===== Material provided

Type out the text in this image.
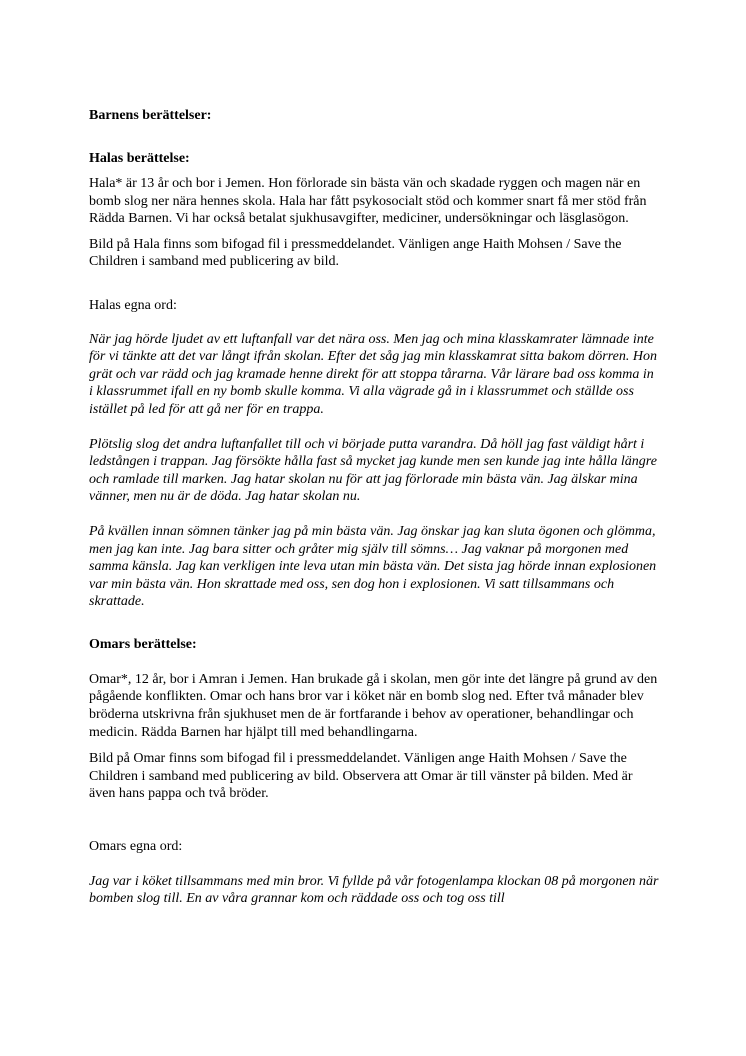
Barnens berättelser:

Halas berättelse:

Hala* är 13 år och bor i Jemen. Hon förlorade sin bästa vän och skadade ryggen och magen när en bomb slog ner nära hennes skola. Hala har fått psykosocialt stöd och kommer snart få mer stöd från Rädda Barnen. Vi har också betalat sjukhusavgifter, mediciner, undersökningar och läsglasögon.

Bild på Hala finns som bifogad fil i pressmeddelandet. Vänligen ange Haith Mohsen / Save the Children i samband med publicering av bild.

Halas egna ord:

När jag hörde ljudet av ett luftanfall var det nära oss. Men jag och mina klasskamrater lämnade inte för vi tänkte att det var långt ifrån skolan. Efter det såg jag min klasskamrat sitta bakom dörren. Hon grät och var rädd och jag kramade henne direkt för att stoppa tårarna. Vår lärare bad oss komma in i klassrummet ifall en ny bomb skulle komma. Vi alla vägrade gå in i klassrummet och ställde oss istället på led för att gå ner för en trappa.

Plötslig slog det andra luftanfallet till och vi började putta varandra. Då höll jag fast väldigt hårt i ledstången i trappan. Jag försökte hålla fast så mycket jag kunde men sen kunde jag inte hålla längre och ramlade till marken. Jag hatar skolan nu för att jag förlorade min bästa vän. Jag älskar mina vänner, men nu är de döda. Jag hatar skolan nu.

På kvällen innan sömnen tänker jag på min bästa vän. Jag önskar jag kan sluta ögonen och glömma, men jag kan inte. Jag bara sitter och gråter mig själv till sömns… Jag vaknar på morgonen med samma känsla. Jag kan verkligen inte leva utan min bästa vän. Det sista jag hörde innan explosionen var min bästa vän. Hon skrattade med oss, sen dog hon i explosionen. Vi satt tillsammans och skrattade.

Omars berättelse:

Omar*, 12 år, bor i Amran i Jemen. Han brukade gå i skolan, men gör inte det längre på grund av den pågående konflikten. Omar och hans bror var i köket när en bomb slog ned. Efter två månader blev bröderna utskrivna från sjukhuset men de är fortfarande i behov av operationer, behandlingar och medicin. Rädda Barnen har hjälpt till med behandlingarna.

Bild på Omar finns som bifogad fil i pressmeddelandet. Vänligen ange Haith Mohsen / Save the Children i samband med publicering av bild. Observera att Omar är till vänster på bilden. Med är även hans pappa och två bröder.

Omars egna ord:

Jag var i köket tillsammans med min bror. Vi fyllde på vår fotogenlampa klockan 08 på morgonen när bomben slog till. En av våra grannar kom och räddade oss och tog oss till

==========

Point out every line holding the string "publicering" and copy it.

» **Task response**
Bild på Hala finns som bifogad fil i pressmeddelandet. Vänligen ange Haith Mohsen / Save the Children i samband med publicering av bild.
Bild på Omar finns som bifogad fil i pressmeddelandet. Vänligen ange Haith Mohsen / Save the Children i samband med publicering av bild. Observera att Omar är till vänster på bilden. Med är även hans pappa och två bröder.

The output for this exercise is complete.